EXERCISE:
From the listing below, work out how many lines contain "moddiy". Reply with that number only.

Recorded data:

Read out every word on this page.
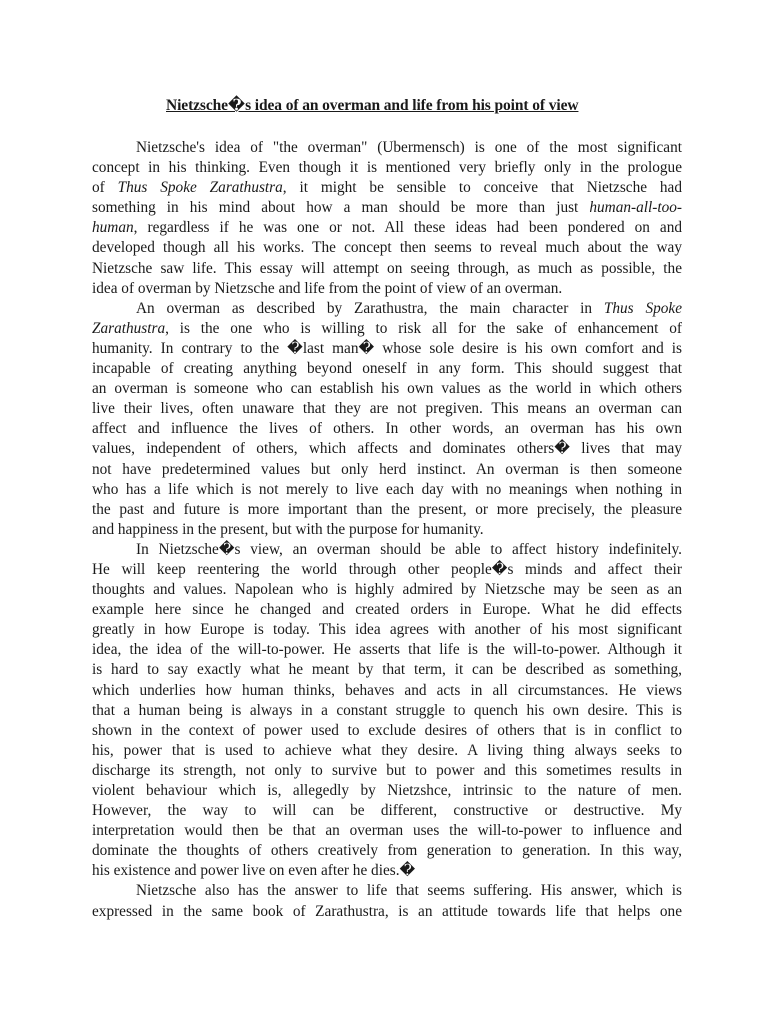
Nietzsche�s idea of an overman and life from his point of view
Nietzsche's idea of "the overman" (Ubermensch) is one of the most significant
concept in his thinking. Even though it is mentioned very briefly only in the prologue
of Thus Spoke Zarathustra, it might be sensible to conceive that Nietzsche had
something in his mind about how a man should be more than just human-all-too-
human, regardless if he was one or not. All these ideas had been pondered on and
developed though all his works. The concept then seems to reveal much about the way
Nietzsche saw life. This essay will attempt on seeing through, as much as possible, the
idea of overman by Nietzsche and life from the point of view of an overman.
An overman as described by Zarathustra, the main character in Thus Spoke
Zarathustra, is the one who is willing to risk all for the sake of enhancement of
humanity. In contrary to the �last man� whose sole desire is his own comfort and is
incapable of creating anything beyond oneself in any form. This should suggest that
an overman is someone who can establish his own values as the world in which others
live their lives, often unaware that they are not pregiven. This means an overman can
affect and influence the lives of others. In other words, an overman has his own
values, independent of others, which affects and dominates others� lives that may
not have predetermined values but only herd instinct. An overman is then someone
who has a life which is not merely to live each day with no meanings when nothing in
the past and future is more important than the present, or more precisely, the pleasure
and happiness in the present, but with the purpose for humanity.
In Nietzsche�s view, an overman should be able to affect history indefinitely.
He will keep reentering the world through other people�s minds and affect their
thoughts and values. Napolean who is highly admired by Nietzsche may be seen as an
example here since he changed and created orders in Europe. What he did effects
greatly in how Europe is today. This idea agrees with another of his most significant
idea, the idea of the will-to-power. He asserts that life is the will-to-power. Although it
is hard to say exactly what he meant by that term, it can be described as something,
which underlies how human thinks, behaves and acts in all circumstances. He views
that a human being is always in a constant struggle to quench his own desire. This is
shown in the context of power used to exclude desires of others that is in conflict to
his, power that is used to achieve what they desire. A living thing always seeks to
discharge its strength, not only to survive but to power and this sometimes results in
violent behaviour which is, allegedly by Nietzshce, intrinsic to the nature of men.
However, the way to will can be different, constructive or destructive. My
interpretation would then be that an overman uses the will-to-power to influence and
dominate the thoughts of others creatively from generation to generation. In this way,
his existence and power live on even after he dies.�
Nietzsche also has the answer to life that seems suffering. His answer, which is
expressed in the same book of Zarathustra, is an attitude towards life that helps one
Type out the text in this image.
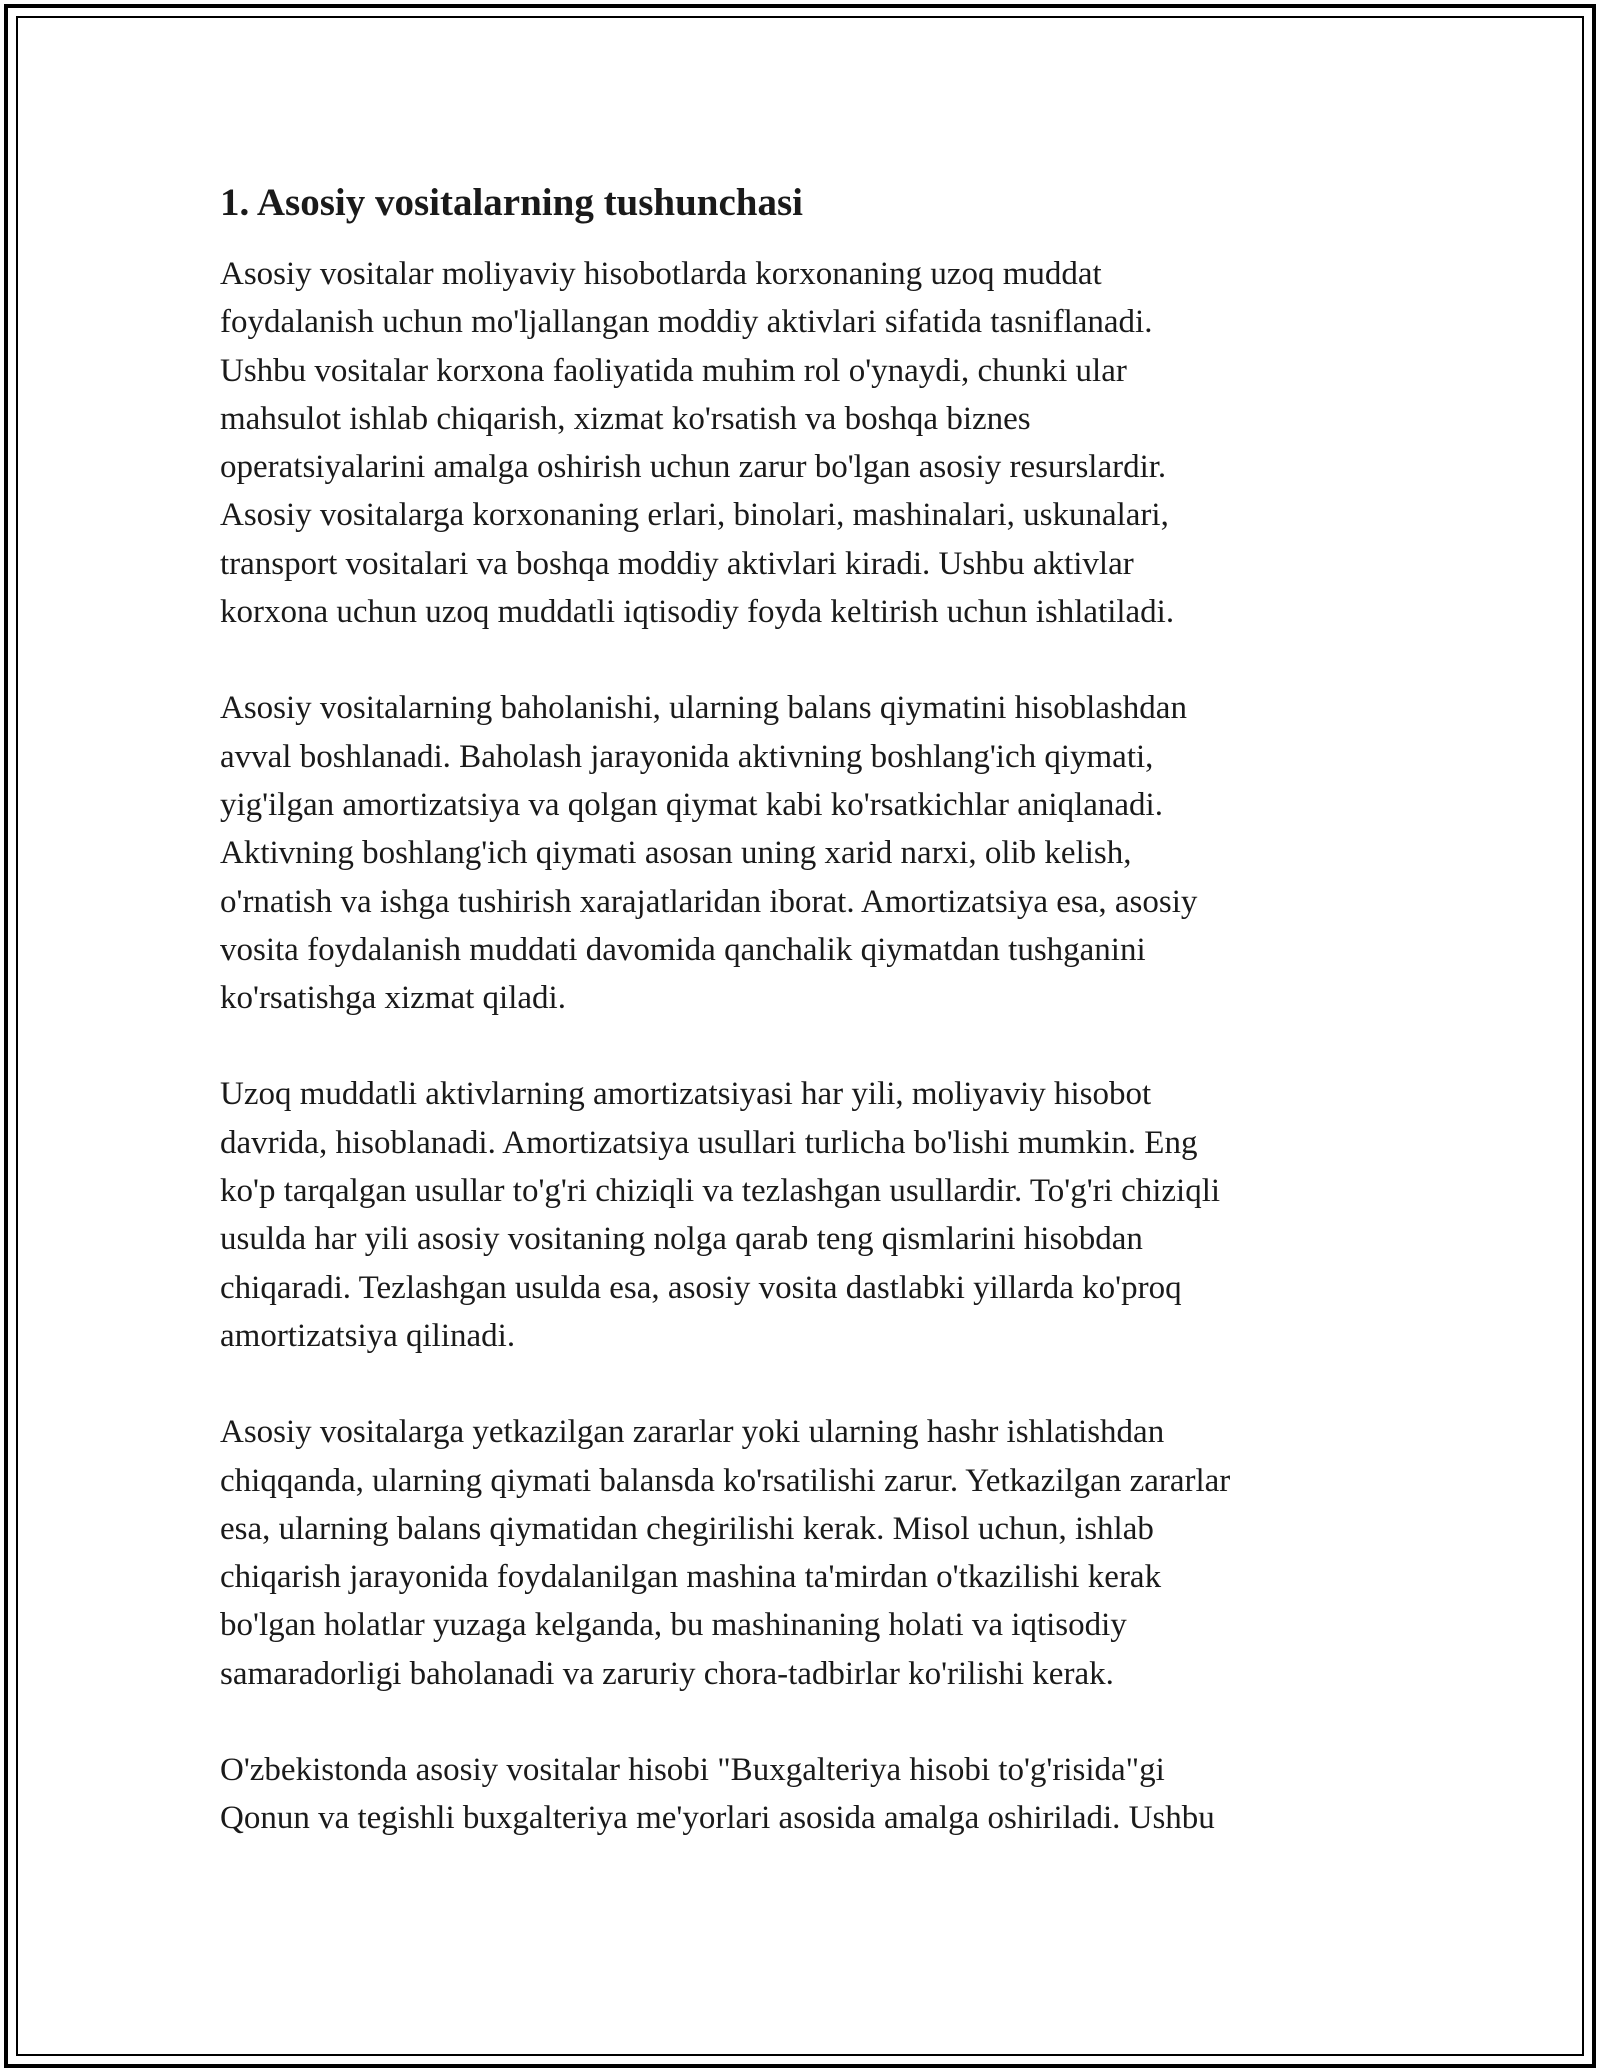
1. Asosiy vositalarning tushunchasi
Asosiy vositalar moliyaviy hisobotlarda korxonaning uzoq muddat
foydalanish uchun mo'ljallangan moddiy aktivlari sifatida tasniflanadi.
Ushbu vositalar korxona faoliyatida muhim rol o'ynaydi, chunki ular
mahsulot ishlab chiqarish, xizmat ko'rsatish va boshqa biznes
operatsiyalarini amalga oshirish uchun zarur bo'lgan asosiy resurslardir.
Asosiy vositalarga korxonaning erlari, binolari, mashinalari, uskunalari,
transport vositalari va boshqa moddiy aktivlari kiradi. Ushbu aktivlar
korxona uchun uzoq muddatli iqtisodiy foyda keltirish uchun ishlatiladi.
Asosiy vositalarning baholanishi, ularning balans qiymatini hisoblashdan
avval boshlanadi. Baholash jarayonida aktivning boshlang'ich qiymati,
yig'ilgan amortizatsiya va qolgan qiymat kabi ko'rsatkichlar aniqlanadi.
Aktivning boshlang'ich qiymati asosan uning xarid narxi, olib kelish,
o'rnatish va ishga tushirish xarajatlaridan iborat. Amortizatsiya esa, asosiy
vosita foydalanish muddati davomida qanchalik qiymatdan tushganini
ko'rsatishga xizmat qiladi.
Uzoq muddatli aktivlarning amortizatsiyasi har yili, moliyaviy hisobot
davrida, hisoblanadi. Amortizatsiya usullari turlicha bo'lishi mumkin. Eng
ko'p tarqalgan usullar to'g'ri chiziqli va tezlashgan usullardir. To'g'ri chiziqli
usulda har yili asosiy vositaning nolga qarab teng qismlarini hisobdan
chiqaradi. Tezlashgan usulda esa, asosiy vosita dastlabki yillarda ko'proq
amortizatsiya qilinadi.
Asosiy vositalarga yetkazilgan zararlar yoki ularning hashr ishlatishdan
chiqqanda, ularning qiymati balansda ko'rsatilishi zarur. Yetkazilgan zararlar
esa, ularning balans qiymatidan chegirilishi kerak. Misol uchun, ishlab
chiqarish jarayonida foydalanilgan mashina ta'mirdan o'tkazilishi kerak
bo'lgan holatlar yuzaga kelganda, bu mashinaning holati va iqtisodiy
samaradorligi baholanadi va zaruriy chora-tadbirlar ko'rilishi kerak.
O'zbekistonda asosiy vositalar hisobi "Buxgalteriya hisobi to'g'risida"gi
Qonun va tegishli buxgalteriya me'yorlari asosida amalga oshiriladi. Ushbu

PROBLEM SOLUTION:
2